SHORT TASK
Extract all of the entries and give them again, word for word.

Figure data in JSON
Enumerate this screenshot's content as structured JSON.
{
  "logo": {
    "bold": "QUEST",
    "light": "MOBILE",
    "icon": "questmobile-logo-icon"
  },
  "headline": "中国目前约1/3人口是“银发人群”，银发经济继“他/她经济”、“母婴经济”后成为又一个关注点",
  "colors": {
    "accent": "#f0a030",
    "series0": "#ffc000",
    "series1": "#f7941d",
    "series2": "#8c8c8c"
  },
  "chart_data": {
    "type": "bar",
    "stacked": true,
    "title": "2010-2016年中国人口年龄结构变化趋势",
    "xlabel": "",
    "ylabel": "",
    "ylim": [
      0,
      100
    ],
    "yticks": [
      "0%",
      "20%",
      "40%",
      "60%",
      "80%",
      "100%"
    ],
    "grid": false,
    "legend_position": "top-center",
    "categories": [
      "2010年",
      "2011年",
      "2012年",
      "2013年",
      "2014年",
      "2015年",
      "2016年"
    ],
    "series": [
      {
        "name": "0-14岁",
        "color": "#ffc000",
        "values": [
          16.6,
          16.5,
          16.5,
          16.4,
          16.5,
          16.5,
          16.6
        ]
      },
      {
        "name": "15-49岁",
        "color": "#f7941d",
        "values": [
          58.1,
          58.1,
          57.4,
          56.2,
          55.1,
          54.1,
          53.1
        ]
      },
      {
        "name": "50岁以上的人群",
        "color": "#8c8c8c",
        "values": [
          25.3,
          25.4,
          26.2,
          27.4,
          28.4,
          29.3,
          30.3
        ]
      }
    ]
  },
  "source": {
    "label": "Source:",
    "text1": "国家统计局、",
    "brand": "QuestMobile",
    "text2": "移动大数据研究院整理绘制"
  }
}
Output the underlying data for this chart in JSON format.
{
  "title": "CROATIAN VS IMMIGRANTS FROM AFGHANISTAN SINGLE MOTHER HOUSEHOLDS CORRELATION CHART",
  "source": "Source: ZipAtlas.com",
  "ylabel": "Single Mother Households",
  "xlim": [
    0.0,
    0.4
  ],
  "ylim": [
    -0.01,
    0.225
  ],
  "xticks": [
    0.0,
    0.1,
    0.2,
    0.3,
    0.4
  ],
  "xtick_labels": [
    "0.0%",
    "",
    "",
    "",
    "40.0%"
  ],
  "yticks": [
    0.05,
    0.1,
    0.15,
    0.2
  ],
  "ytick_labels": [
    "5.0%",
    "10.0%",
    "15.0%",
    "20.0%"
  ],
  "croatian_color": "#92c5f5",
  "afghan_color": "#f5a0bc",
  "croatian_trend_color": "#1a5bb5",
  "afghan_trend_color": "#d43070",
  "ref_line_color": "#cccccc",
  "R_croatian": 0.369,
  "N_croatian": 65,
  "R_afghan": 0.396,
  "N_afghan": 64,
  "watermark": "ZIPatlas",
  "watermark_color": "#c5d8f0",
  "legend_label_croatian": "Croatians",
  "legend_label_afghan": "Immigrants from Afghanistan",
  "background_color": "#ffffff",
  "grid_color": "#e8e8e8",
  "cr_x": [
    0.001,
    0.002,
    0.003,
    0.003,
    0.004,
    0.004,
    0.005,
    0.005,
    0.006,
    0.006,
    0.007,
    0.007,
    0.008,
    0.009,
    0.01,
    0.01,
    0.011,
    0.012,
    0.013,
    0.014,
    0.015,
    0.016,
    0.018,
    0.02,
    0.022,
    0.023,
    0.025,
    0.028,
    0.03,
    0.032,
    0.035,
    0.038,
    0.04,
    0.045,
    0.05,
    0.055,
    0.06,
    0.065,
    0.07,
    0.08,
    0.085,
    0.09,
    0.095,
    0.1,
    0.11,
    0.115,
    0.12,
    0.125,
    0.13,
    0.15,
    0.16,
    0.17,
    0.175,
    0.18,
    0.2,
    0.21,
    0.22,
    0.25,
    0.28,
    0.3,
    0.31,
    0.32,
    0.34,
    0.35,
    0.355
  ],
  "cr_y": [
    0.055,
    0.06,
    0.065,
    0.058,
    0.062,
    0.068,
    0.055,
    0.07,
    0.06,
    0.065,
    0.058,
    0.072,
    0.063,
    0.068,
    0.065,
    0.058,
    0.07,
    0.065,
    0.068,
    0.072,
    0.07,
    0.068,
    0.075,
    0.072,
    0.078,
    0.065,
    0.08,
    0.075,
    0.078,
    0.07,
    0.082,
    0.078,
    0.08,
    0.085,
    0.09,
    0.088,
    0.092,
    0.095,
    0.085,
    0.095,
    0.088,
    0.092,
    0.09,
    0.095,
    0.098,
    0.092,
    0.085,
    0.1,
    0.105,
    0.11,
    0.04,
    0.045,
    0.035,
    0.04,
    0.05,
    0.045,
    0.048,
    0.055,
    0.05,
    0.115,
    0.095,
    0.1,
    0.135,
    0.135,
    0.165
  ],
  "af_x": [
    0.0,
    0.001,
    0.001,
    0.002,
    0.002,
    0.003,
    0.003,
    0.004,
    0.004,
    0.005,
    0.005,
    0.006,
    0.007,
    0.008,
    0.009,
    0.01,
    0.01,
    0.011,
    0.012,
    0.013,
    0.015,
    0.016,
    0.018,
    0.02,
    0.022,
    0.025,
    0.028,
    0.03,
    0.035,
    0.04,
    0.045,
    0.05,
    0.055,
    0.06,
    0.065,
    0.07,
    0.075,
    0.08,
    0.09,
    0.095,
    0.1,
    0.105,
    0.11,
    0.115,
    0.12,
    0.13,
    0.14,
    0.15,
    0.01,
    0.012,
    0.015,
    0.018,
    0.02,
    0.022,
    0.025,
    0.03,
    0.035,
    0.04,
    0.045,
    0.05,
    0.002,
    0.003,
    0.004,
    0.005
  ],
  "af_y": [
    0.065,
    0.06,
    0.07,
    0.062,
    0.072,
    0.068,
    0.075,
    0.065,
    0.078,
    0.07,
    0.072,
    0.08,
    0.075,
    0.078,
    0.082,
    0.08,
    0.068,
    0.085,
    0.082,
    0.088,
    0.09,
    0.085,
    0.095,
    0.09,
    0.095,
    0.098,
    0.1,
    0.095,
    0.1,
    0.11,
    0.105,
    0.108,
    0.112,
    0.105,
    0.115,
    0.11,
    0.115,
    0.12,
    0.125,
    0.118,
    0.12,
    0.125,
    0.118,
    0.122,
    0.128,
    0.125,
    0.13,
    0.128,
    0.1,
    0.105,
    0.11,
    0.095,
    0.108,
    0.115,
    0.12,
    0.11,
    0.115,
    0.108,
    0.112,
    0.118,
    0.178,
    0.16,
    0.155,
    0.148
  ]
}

RESPONSE TO THE TASK
Enumerate this screenshot's content as structured JSON.
{
  "logo": {
    "bold": "QUEST",
    "light": "MOBILE",
    "icon": "questmobile-logo-icon"
  },
  "headline": "中国目前约1/3人口是“银发人群”，银发经济继“他/她经济”、“母婴经济”后成为又一个关注点",
  "colors": {
    "accent": "#f0a030",
    "series0": "#ffc000",
    "series1": "#f7941d",
    "series2": "#8c8c8c"
  },
  "chart_data": {
    "type": "bar",
    "stacked": true,
    "title": "2010-2016年中国人口年龄结构变化趋势",
    "xlabel": "",
    "ylabel": "",
    "ylim": [
      0,
      100
    ],
    "yticks": [
      "0%",
      "20%",
      "40%",
      "60%",
      "80%",
      "100%"
    ],
    "grid": false,
    "legend_position": "top-center",
    "categories": [
      "2010年",
      "2011年",
      "2012年",
      "2013年",
      "2014年",
      "2015年",
      "2016年"
    ],
    "series": [
      {
        "name": "0-14岁",
        "color": "#ffc000",
        "values": [
          16.6,
          16.5,
          16.5,
          16.4,
          16.5,
          16.5,
          16.6
        ]
      },
      {
        "name": "15-49岁",
        "color": "#f7941d",
        "values": [
          58.1,
          58.1,
          57.4,
          56.2,
          55.1,
          54.1,
          53.1
        ]
      },
      {
        "name": "50岁以上的人群",
        "color": "#8c8c8c",
        "values": [
          25.3,
          25.4,
          26.2,
          27.4,
          28.4,
          29.3,
          30.3
        ]
      }
    ]
  },
  "source": {
    "label": "Source:",
    "text1": "国家统计局、",
    "brand": "QuestMobile",
    "text2": "移动大数据研究院整理绘制"
  }
}
Output the underlying data for this chart in JSON format.
{
  "title": "CROATIAN VS IMMIGRANTS FROM AFGHANISTAN SINGLE MOTHER HOUSEHOLDS CORRELATION CHART",
  "source": "Source: ZipAtlas.com",
  "ylabel": "Single Mother Households",
  "xlim": [
    0.0,
    0.4
  ],
  "ylim": [
    -0.01,
    0.225
  ],
  "xticks": [
    0.0,
    0.1,
    0.2,
    0.3,
    0.4
  ],
  "xtick_labels": [
    "0.0%",
    "",
    "",
    "",
    "40.0%"
  ],
  "yticks": [
    0.05,
    0.1,
    0.15,
    0.2
  ],
  "ytick_labels": [
    "5.0%",
    "10.0%",
    "15.0%",
    "20.0%"
  ],
  "croatian_color": "#92c5f5",
  "afghan_color": "#f5a0bc",
  "croatian_trend_color": "#1a5bb5",
  "afghan_trend_color": "#d43070",
  "ref_line_color": "#cccccc",
  "R_croatian": 0.369,
  "N_croatian": 65,
  "R_afghan": 0.396,
  "N_afghan": 64,
  "watermark": "ZIPatlas",
  "watermark_color": "#c5d8f0",
  "legend_label_croatian": "Croatians",
  "legend_label_afghan": "Immigrants from Afghanistan",
  "background_color": "#ffffff",
  "grid_color": "#e8e8e8",
  "cr_x": [
    0.001,
    0.002,
    0.003,
    0.003,
    0.004,
    0.004,
    0.005,
    0.005,
    0.006,
    0.006,
    0.007,
    0.007,
    0.008,
    0.009,
    0.01,
    0.01,
    0.011,
    0.012,
    0.013,
    0.014,
    0.015,
    0.016,
    0.018,
    0.02,
    0.022,
    0.023,
    0.025,
    0.028,
    0.03,
    0.032,
    0.035,
    0.038,
    0.04,
    0.045,
    0.05,
    0.055,
    0.06,
    0.065,
    0.07,
    0.08,
    0.085,
    0.09,
    0.095,
    0.1,
    0.11,
    0.115,
    0.12,
    0.125,
    0.13,
    0.15,
    0.16,
    0.17,
    0.175,
    0.18,
    0.2,
    0.21,
    0.22,
    0.25,
    0.28,
    0.3,
    0.31,
    0.32,
    0.34,
    0.35,
    0.355
  ],
  "cr_y": [
    0.055,
    0.06,
    0.065,
    0.058,
    0.062,
    0.068,
    0.055,
    0.07,
    0.06,
    0.065,
    0.058,
    0.072,
    0.063,
    0.068,
    0.065,
    0.058,
    0.07,
    0.065,
    0.068,
    0.072,
    0.07,
    0.068,
    0.075,
    0.072,
    0.078,
    0.065,
    0.08,
    0.075,
    0.078,
    0.07,
    0.082,
    0.078,
    0.08,
    0.085,
    0.09,
    0.088,
    0.092,
    0.095,
    0.085,
    0.095,
    0.088,
    0.092,
    0.09,
    0.095,
    0.098,
    0.092,
    0.085,
    0.1,
    0.105,
    0.11,
    0.04,
    0.045,
    0.035,
    0.04,
    0.05,
    0.045,
    0.048,
    0.055,
    0.05,
    0.115,
    0.095,
    0.1,
    0.135,
    0.135,
    0.165
  ],
  "af_x": [
    0.0,
    0.001,
    0.001,
    0.002,
    0.002,
    0.003,
    0.003,
    0.004,
    0.004,
    0.005,
    0.005,
    0.006,
    0.007,
    0.008,
    0.009,
    0.01,
    0.01,
    0.011,
    0.012,
    0.013,
    0.015,
    0.016,
    0.018,
    0.02,
    0.022,
    0.025,
    0.028,
    0.03,
    0.035,
    0.04,
    0.045,
    0.05,
    0.055,
    0.06,
    0.065,
    0.07,
    0.075,
    0.08,
    0.09,
    0.095,
    0.1,
    0.105,
    0.11,
    0.115,
    0.12,
    0.13,
    0.14,
    0.15,
    0.01,
    0.012,
    0.015,
    0.018,
    0.02,
    0.022,
    0.025,
    0.03,
    0.035,
    0.04,
    0.045,
    0.05,
    0.002,
    0.003,
    0.004,
    0.005
  ],
  "af_y": [
    0.065,
    0.06,
    0.07,
    0.062,
    0.072,
    0.068,
    0.075,
    0.065,
    0.078,
    0.07,
    0.072,
    0.08,
    0.075,
    0.078,
    0.082,
    0.08,
    0.068,
    0.085,
    0.082,
    0.088,
    0.09,
    0.085,
    0.095,
    0.09,
    0.095,
    0.098,
    0.1,
    0.095,
    0.1,
    0.11,
    0.105,
    0.108,
    0.112,
    0.105,
    0.115,
    0.11,
    0.115,
    0.12,
    0.125,
    0.118,
    0.12,
    0.125,
    0.118,
    0.122,
    0.128,
    0.125,
    0.13,
    0.128,
    0.1,
    0.105,
    0.11,
    0.095,
    0.108,
    0.115,
    0.12,
    0.11,
    0.115,
    0.108,
    0.112,
    0.118,
    0.178,
    0.16,
    0.155,
    0.148
  ]
}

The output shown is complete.